Excerpted data —

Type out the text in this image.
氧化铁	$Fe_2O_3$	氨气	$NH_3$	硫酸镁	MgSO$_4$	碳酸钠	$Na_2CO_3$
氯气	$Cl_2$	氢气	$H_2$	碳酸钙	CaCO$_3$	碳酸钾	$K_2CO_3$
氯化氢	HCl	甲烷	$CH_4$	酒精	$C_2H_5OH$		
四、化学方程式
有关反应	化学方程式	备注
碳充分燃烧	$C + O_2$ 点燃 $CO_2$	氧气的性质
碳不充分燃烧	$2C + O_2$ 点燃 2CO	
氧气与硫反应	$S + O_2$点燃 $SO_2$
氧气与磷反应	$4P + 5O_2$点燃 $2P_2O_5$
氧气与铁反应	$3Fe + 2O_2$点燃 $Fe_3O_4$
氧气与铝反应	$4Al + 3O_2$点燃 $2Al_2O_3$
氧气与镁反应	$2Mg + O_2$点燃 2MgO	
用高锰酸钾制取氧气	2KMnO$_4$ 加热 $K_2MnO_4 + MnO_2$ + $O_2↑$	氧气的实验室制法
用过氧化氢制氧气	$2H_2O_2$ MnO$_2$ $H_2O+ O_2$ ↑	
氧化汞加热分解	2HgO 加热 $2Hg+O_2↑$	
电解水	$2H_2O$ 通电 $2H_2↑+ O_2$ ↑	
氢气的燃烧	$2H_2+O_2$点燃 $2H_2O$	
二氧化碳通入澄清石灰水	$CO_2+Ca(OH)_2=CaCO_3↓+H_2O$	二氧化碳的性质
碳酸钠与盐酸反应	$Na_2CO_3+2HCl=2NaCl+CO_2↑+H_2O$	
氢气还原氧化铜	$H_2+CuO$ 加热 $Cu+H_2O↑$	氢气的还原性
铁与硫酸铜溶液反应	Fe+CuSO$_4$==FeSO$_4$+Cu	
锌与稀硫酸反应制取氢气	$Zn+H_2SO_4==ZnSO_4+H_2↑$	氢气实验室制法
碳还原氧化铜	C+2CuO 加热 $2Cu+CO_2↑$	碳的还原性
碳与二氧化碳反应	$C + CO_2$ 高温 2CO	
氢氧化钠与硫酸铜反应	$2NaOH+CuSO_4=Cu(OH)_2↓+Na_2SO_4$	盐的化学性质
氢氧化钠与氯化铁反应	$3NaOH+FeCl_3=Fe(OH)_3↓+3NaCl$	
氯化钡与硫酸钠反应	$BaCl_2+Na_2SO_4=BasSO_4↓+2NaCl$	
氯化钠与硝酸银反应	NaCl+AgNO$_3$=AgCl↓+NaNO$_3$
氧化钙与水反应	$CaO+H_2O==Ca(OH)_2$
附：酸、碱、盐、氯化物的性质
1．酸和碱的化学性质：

The task — Show the data once more, exactly as it was written.

Output for this task —
Type out the text in this image.
氧化铁	$Fe_2O_3$	氨气	$NH_3$	硫酸镁	MgSO$_4$	碳酸钠	$Na_2CO_3$
氯气	$Cl_2$	氢气	$H_2$	碳酸钙	CaCO$_3$	碳酸钾	$K_2CO_3$
氯化氢	HCl	甲烷	$CH_4$	酒精	$C_2H_5OH$		
四、化学方程式
有关反应	化学方程式	备注
碳充分燃烧	$C + O_2$ 点燃 $CO_2$	氧气的性质
碳不充分燃烧	$2C + O_2$ 点燃 2CO	
氧气与硫反应	$S + O_2$点燃 $SO_2$
氧气与磷反应	$4P + 5O_2$点燃 $2P_2O_5$
氧气与铁反应	$3Fe + 2O_2$点燃 $Fe_3O_4$
氧气与铝反应	$4Al + 3O_2$点燃 $2Al_2O_3$
氧气与镁反应	$2Mg + O_2$点燃 2MgO	
用高锰酸钾制取氧气	2KMnO$_4$ 加热 $K_2MnO_4 + MnO_2$ + $O_2↑$	氧气的实验室制法
用过氧化氢制氧气	$2H_2O_2$ MnO$_2$ $H_2O+ O_2$ ↑	
氧化汞加热分解	2HgO 加热 $2Hg+O_2↑$	
电解水	$2H_2O$ 通电 $2H_2↑+ O_2$ ↑	
氢气的燃烧	$2H_2+O_2$点燃 $2H_2O$	
二氧化碳通入澄清石灰水	$CO_2+Ca(OH)_2=CaCO_3↓+H_2O$	二氧化碳的性质
碳酸钠与盐酸反应	$Na_2CO_3+2HCl=2NaCl+CO_2↑+H_2O$	
氢气还原氧化铜	$H_2+CuO$ 加热 $Cu+H_2O↑$	氢气的还原性
铁与硫酸铜溶液反应	Fe+CuSO$_4$==FeSO$_4$+Cu	
锌与稀硫酸反应制取氢气	$Zn+H_2SO_4==ZnSO_4+H_2↑$	氢气实验室制法
碳还原氧化铜	C+2CuO 加热 $2Cu+CO_2↑$	碳的还原性
碳与二氧化碳反应	$C + CO_2$ 高温 2CO	
氢氧化钠与硫酸铜反应	$2NaOH+CuSO_4=Cu(OH)_2↓+Na_2SO_4$	盐的化学性质
氢氧化钠与氯化铁反应	$3NaOH+FeCl_3=Fe(OH)_3↓+3NaCl$	
氯化钡与硫酸钠反应	$BaCl_2+Na_2SO_4=BasSO_4↓+2NaCl$	
氯化钠与硝酸银反应	NaCl+AgNO$_3$=AgCl↓+NaNO$_3$
氧化钙与水反应	$CaO+H_2O==Ca(OH)_2$
附：酸、碱、盐、氯化物的性质
1．酸和碱的化学性质：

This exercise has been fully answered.